··· Given information ···

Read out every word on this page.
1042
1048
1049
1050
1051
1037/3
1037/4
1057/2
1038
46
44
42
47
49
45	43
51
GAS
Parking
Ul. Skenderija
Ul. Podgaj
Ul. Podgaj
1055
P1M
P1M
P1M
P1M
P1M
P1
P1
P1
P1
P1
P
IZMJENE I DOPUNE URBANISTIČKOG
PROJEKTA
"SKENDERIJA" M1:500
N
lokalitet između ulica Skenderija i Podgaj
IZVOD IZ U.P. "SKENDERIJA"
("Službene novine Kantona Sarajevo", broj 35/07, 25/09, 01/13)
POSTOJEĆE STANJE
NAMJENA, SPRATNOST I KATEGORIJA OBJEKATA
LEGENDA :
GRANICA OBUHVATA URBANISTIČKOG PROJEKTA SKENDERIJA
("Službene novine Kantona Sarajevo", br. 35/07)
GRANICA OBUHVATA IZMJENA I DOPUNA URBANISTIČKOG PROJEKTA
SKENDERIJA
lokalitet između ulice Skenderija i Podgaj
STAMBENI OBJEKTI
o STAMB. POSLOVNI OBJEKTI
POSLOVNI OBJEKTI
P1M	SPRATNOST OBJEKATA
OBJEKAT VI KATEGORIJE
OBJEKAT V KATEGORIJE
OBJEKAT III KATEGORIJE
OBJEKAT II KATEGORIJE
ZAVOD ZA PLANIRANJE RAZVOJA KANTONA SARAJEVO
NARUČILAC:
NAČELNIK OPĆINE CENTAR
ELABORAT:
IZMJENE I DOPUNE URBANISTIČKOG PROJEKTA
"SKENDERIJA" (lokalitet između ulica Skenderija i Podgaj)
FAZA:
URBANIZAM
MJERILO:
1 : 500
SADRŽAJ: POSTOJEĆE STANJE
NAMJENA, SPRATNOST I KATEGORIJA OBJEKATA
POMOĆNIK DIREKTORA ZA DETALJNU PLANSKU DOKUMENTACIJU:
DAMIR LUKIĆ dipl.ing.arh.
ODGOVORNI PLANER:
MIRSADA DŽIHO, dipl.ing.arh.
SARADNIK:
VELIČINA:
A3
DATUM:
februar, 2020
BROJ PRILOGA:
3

···

What is asked: The listing above must be transcribed exactly, line by line.

Task result:
Read out every word on this page.
1042
1048
1049
1050
1051
1037/3
1037/4
1057/2
1038
46
44
42
47
49
45	43
51
GAS
Parking
Ul. Skenderija
Ul. Podgaj
Ul. Podgaj
1055
P1M
P1M
P1M
P1M
P1M
P1
P1
P1
P1
P1
P
IZMJENE I DOPUNE URBANISTIČKOG
PROJEKTA
"SKENDERIJA" M1:500
N
lokalitet između ulica Skenderija i Podgaj
IZVOD IZ U.P. "SKENDERIJA"
("Službene novine Kantona Sarajevo", broj 35/07, 25/09, 01/13)
POSTOJEĆE STANJE
NAMJENA, SPRATNOST I KATEGORIJA OBJEKATA
LEGENDA :
GRANICA OBUHVATA URBANISTIČKOG PROJEKTA SKENDERIJA
("Službene novine Kantona Sarajevo", br. 35/07)
GRANICA OBUHVATA IZMJENA I DOPUNA URBANISTIČKOG PROJEKTA
SKENDERIJA
lokalitet između ulice Skenderija i Podgaj
STAMBENI OBJEKTI
o STAMB. POSLOVNI OBJEKTI
POSLOVNI OBJEKTI
P1M	SPRATNOST OBJEKATA
OBJEKAT VI KATEGORIJE
OBJEKAT V KATEGORIJE
OBJEKAT III KATEGORIJE
OBJEKAT II KATEGORIJE
ZAVOD ZA PLANIRANJE RAZVOJA KANTONA SARAJEVO
NARUČILAC:
NAČELNIK OPĆINE CENTAR
ELABORAT:
IZMJENE I DOPUNE URBANISTIČKOG PROJEKTA
"SKENDERIJA" (lokalitet između ulica Skenderija i Podgaj)
FAZA:
URBANIZAM
MJERILO:
1 : 500
SADRŽAJ: POSTOJEĆE STANJE
NAMJENA, SPRATNOST I KATEGORIJA OBJEKATA
POMOĆNIK DIREKTORA ZA DETALJNU PLANSKU DOKUMENTACIJU:
DAMIR LUKIĆ dipl.ing.arh.
ODGOVORNI PLANER:
MIRSADA DŽIHO, dipl.ing.arh.
SARADNIK:
VELIČINA:
A3
DATUM:
februar, 2020
BROJ PRILOGA:
3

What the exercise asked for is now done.